*Задание*.
Воспроизведите без изменений фрагмент текста «Обезболивающие средства», начав со слов «Он стоял молча.» и закончив словами «Больше никаких сомнений.».

*Исходный документ*.
Обезболивающие средства
Обезболивающие средства
— Только попробуй, прокляну! Не увидишь меня на свадьбе! — мать кричала, и голос её дрожал от гнева. — Что надумал! На подстилке жениться, на гадюке!
Он стоял молча. Эти вспышки, скандалы, укоры — всё давно не причиняло боли. Отмерло внутри. Стало… обезболено. И это тоже было заслугой её — той самой “гадюки”, как называла её мать.
У неё было круглое лицо, яркая, заразительная улыбка и зелёные глаза, в которых Мануэль тонули все его страхи. Когда он обнимал её, хотелось зажмуриться, чтобы лучше запомнить этот момент — вкус счастья.
— Ты можешь не приходить, но я на ней женюсь, мама, — сказал он спокойно. Решение было принято. Больше никаких сомнений.

(Сохранённые записи из коллекции)
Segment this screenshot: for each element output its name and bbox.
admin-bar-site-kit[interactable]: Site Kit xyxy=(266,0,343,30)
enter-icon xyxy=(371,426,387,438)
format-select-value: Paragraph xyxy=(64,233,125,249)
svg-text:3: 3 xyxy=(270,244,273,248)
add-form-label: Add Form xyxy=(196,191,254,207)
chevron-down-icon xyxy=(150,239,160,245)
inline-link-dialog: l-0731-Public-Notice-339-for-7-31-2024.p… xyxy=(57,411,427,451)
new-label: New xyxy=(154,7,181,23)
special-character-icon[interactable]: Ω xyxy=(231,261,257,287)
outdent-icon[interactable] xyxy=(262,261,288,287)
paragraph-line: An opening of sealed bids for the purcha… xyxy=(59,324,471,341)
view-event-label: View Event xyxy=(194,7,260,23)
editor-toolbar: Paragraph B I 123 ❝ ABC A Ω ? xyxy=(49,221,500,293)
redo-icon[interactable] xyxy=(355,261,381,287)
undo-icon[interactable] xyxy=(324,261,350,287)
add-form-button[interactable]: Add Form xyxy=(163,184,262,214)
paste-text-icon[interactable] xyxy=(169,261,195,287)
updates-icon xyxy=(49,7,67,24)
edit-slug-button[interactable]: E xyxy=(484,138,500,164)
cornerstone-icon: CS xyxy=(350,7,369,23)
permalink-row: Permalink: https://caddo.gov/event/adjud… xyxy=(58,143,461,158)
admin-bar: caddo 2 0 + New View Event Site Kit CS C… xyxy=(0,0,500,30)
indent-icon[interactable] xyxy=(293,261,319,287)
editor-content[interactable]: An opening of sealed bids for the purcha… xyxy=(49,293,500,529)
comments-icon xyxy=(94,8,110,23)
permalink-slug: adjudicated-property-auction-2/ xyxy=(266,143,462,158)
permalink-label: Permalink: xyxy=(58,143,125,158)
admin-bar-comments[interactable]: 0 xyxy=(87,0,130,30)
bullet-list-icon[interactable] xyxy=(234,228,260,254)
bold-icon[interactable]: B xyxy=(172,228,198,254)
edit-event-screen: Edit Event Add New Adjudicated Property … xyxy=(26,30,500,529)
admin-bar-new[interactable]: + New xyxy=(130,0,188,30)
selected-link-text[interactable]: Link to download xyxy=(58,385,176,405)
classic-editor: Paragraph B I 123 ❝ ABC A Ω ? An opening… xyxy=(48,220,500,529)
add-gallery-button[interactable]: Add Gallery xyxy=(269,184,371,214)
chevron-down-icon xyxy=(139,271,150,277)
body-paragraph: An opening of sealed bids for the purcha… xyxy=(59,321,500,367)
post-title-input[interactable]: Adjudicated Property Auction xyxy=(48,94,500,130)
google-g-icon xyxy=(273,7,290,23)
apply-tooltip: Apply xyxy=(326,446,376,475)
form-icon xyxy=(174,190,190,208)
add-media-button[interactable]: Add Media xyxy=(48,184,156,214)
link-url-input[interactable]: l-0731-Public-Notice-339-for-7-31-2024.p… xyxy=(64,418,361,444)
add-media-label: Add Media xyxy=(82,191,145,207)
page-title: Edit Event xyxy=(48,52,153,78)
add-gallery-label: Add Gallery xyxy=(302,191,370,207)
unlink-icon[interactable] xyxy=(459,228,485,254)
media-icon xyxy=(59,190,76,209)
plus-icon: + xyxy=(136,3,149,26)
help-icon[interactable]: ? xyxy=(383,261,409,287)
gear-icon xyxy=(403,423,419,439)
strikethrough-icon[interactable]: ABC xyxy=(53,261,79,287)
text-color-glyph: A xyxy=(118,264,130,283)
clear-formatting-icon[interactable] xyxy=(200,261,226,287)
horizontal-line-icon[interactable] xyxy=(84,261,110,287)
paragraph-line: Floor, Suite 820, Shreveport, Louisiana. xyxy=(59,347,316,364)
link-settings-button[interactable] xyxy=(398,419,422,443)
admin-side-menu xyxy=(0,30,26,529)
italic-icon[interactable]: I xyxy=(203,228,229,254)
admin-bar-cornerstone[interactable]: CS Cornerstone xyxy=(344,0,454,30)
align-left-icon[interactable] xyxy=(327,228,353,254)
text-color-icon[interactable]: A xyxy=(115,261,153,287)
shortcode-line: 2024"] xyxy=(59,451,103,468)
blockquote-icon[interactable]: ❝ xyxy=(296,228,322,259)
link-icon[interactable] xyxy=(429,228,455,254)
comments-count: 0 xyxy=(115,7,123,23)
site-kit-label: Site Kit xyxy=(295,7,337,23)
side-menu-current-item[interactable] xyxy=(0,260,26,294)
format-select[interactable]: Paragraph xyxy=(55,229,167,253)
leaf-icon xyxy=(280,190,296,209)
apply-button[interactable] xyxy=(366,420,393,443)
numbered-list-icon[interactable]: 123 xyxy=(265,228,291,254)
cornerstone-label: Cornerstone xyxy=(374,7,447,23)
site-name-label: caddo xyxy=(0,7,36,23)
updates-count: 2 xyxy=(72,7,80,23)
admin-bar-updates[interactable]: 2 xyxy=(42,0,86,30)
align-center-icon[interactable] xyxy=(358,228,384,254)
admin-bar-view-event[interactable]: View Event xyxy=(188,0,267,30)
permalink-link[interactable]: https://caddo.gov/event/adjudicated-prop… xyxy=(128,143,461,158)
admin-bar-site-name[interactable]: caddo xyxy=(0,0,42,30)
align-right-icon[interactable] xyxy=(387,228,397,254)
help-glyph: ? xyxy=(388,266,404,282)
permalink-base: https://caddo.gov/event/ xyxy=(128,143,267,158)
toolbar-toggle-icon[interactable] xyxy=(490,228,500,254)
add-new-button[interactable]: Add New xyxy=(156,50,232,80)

*Результат выполнения*.
Он стоял молча. Эти вспышки, скандалы, укоры — всё давно не причиняло боли. Отмерло внутри. Стало… обезболено. И это тоже было заслугой её — той самой “гадюки”, как называла её мать.
У неё было круглое лицо, яркая, заразительная улыбка и зелёные глаза, в которых Мануэль тонули все его страхи. Когда он обнимал её, хотелось зажмуриться, чтобы лучше запомнить этот момент — вкус счастья.
— Ты можешь не приходить, но я на ней женюсь, мама, — сказал он спокойно. Решение было принято. Больше никаких сомнений.